***** Entries provided *****

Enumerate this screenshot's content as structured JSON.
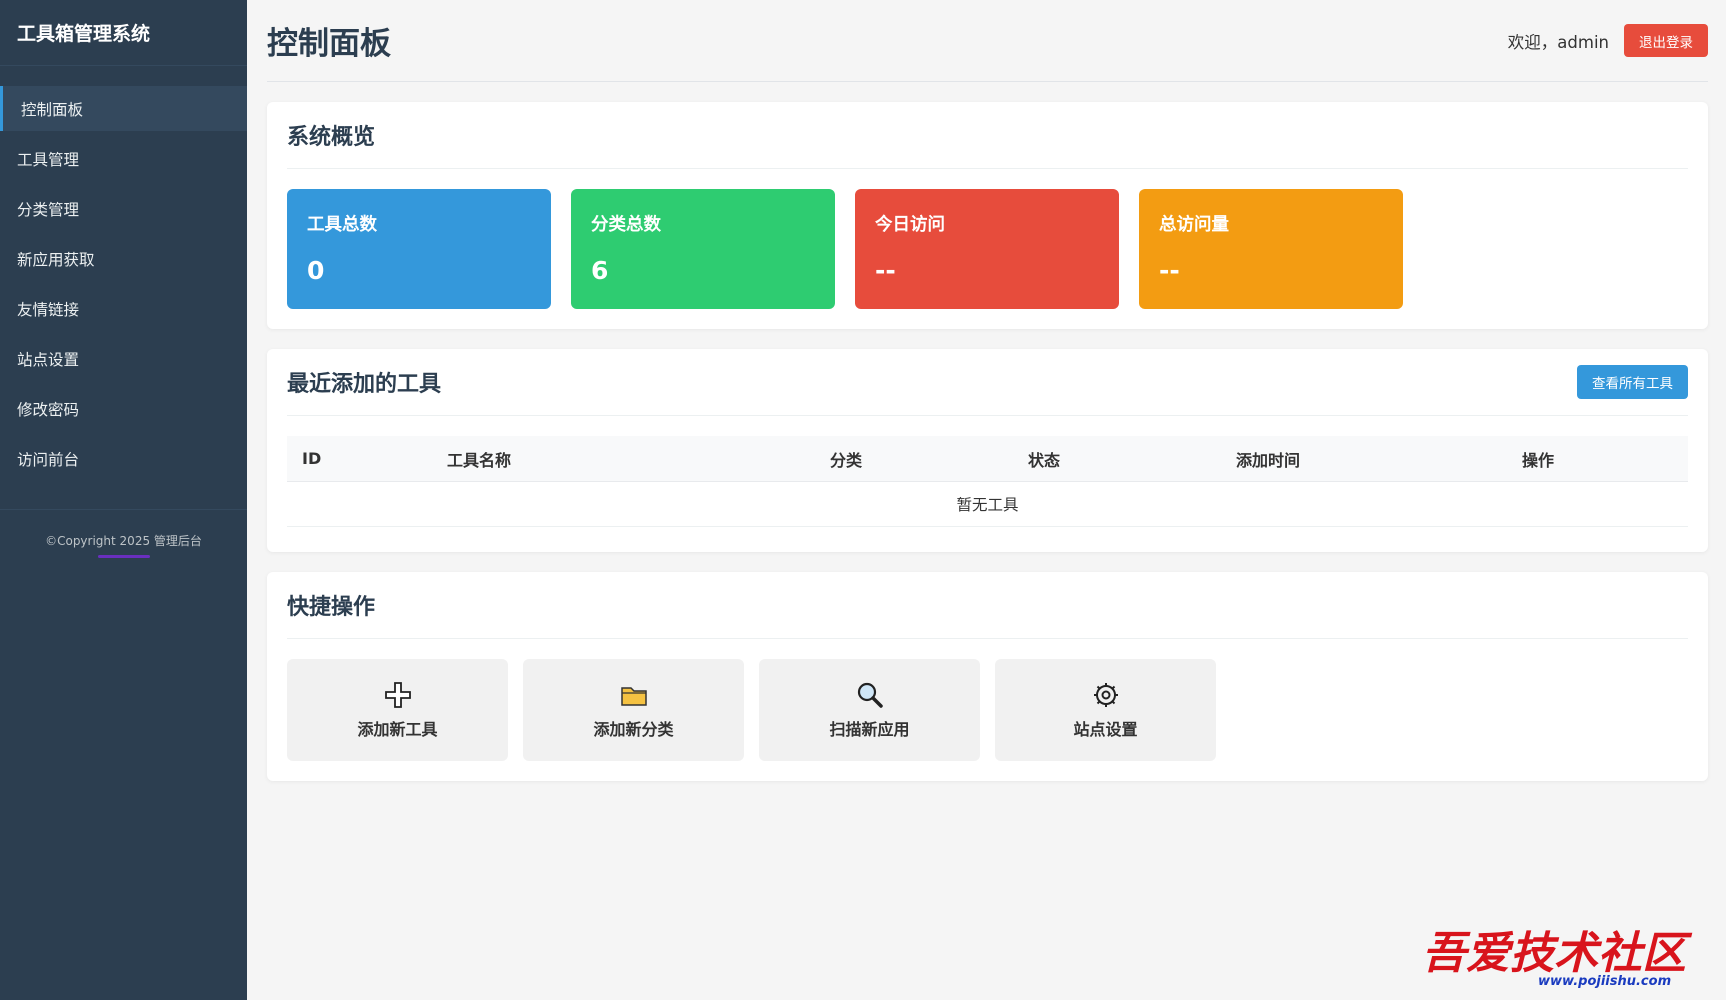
{
  "app": {
    "title": "工具箱管理系统"
  },
  "sidebar": {
    "items": [
      {
        "label": "控制面板"
      },
      {
        "label": "工具管理"
      },
      {
        "label": "分类管理"
      },
      {
        "label": "新应用获取"
      },
      {
        "label": "友情链接"
      },
      {
        "label": "站点设置"
      },
      {
        "label": "修改密码"
      },
      {
        "label": "访问前台"
      }
    ],
    "copyright": "©Copyright 2025 管理后台"
  },
  "header": {
    "title": "控制面板",
    "welcome": "欢迎，admin",
    "logout_label": "退出登录"
  },
  "overview": {
    "title": "系统概览",
    "stats": [
      {
        "label": "工具总数",
        "value": "0",
        "color": "#3498db"
      },
      {
        "label": "分类总数",
        "value": "6",
        "color": "#2ecc71"
      },
      {
        "label": "今日访问",
        "value": "--",
        "color": "#e74c3c"
      },
      {
        "label": "总访问量",
        "value": "--",
        "color": "#f39c12"
      }
    ]
  },
  "recent": {
    "title": "最近添加的工具",
    "view_all_label": "查看所有工具",
    "columns": [
      "ID",
      "工具名称",
      "分类",
      "状态",
      "添加时间",
      "操作"
    ],
    "empty_text": "暂无工具"
  },
  "quick": {
    "title": "快捷操作",
    "actions": [
      {
        "label": "添加新工具",
        "icon": "plus-icon"
      },
      {
        "label": "添加新分类",
        "icon": "folder-icon"
      },
      {
        "label": "扫描新应用",
        "icon": "magnifier-icon"
      },
      {
        "label": "站点设置",
        "icon": "gear-icon"
      }
    ]
  },
  "watermark": {
    "text": "吾爱技术社区",
    "url": "www.pojiishu.com"
  }
}
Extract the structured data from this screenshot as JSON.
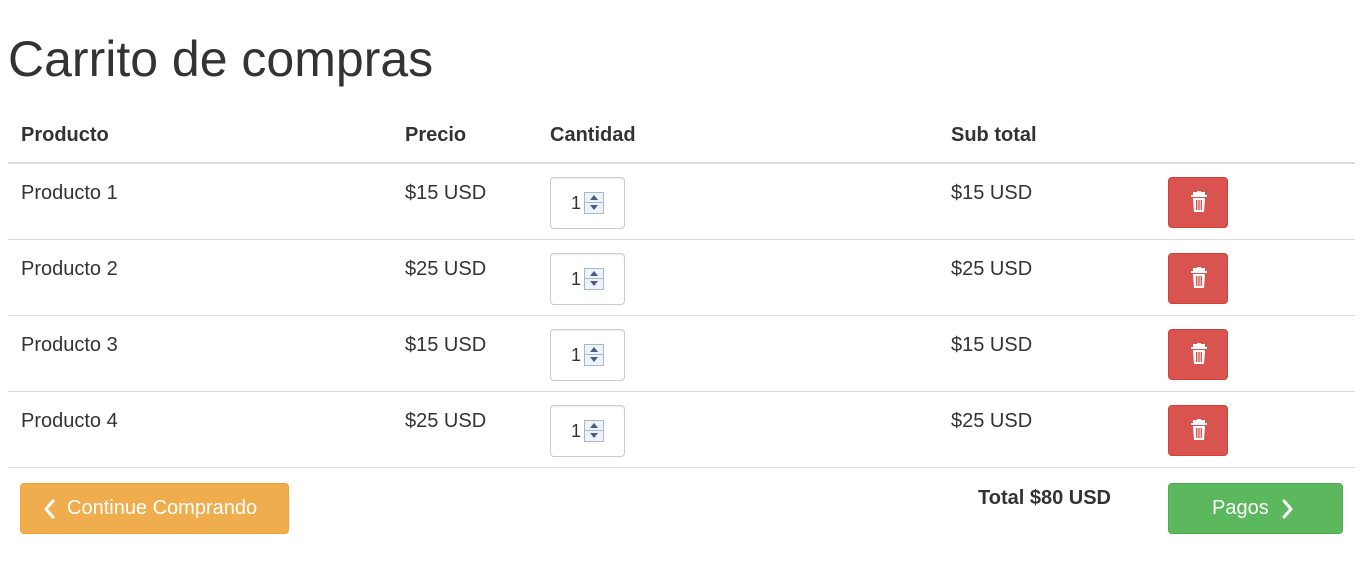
{
  "page": {
    "title": "Carrito de compras"
  },
  "table": {
    "headers": {
      "product": "Producto",
      "price": "Precio",
      "quantity": "Cantidad",
      "subtotal": "Sub total"
    },
    "rows": [
      {
        "product": "Producto 1",
        "price": "$15 USD",
        "quantity": "1",
        "subtotal": "$15 USD"
      },
      {
        "product": "Producto 2",
        "price": "$25 USD",
        "quantity": "1",
        "subtotal": "$25 USD"
      },
      {
        "product": "Producto 3",
        "price": "$15 USD",
        "quantity": "1",
        "subtotal": "$15 USD"
      },
      {
        "product": "Producto 4",
        "price": "$25 USD",
        "quantity": "1",
        "subtotal": "$25 USD"
      }
    ],
    "delete_icon": "trash-icon"
  },
  "footer": {
    "continue_label": "Continue Comprando",
    "continue_icon": "chevron-left-icon",
    "total": "Total $80 USD",
    "checkout_label": "Pagos",
    "checkout_icon": "chevron-right-icon"
  },
  "colors": {
    "danger": "#d9534f",
    "warning": "#f0ad4e",
    "success": "#5cb85c",
    "text": "#333333"
  }
}
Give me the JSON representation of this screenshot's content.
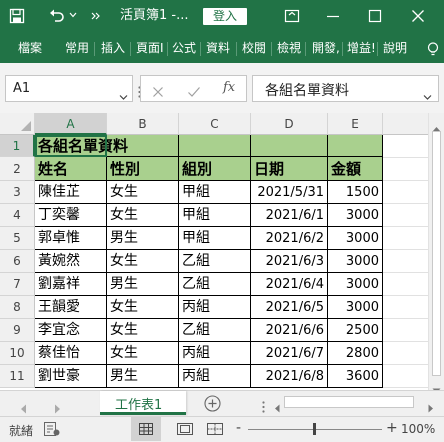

*****

**Exercise description:**
Choose all lines containing the string "Producto" and copy them out.

**Worked answer:**
      "product": "Producto",
        "product": "Producto 1",
        "product": "Producto 2",
        "product": "Producto 3",
        "product": "Producto 4",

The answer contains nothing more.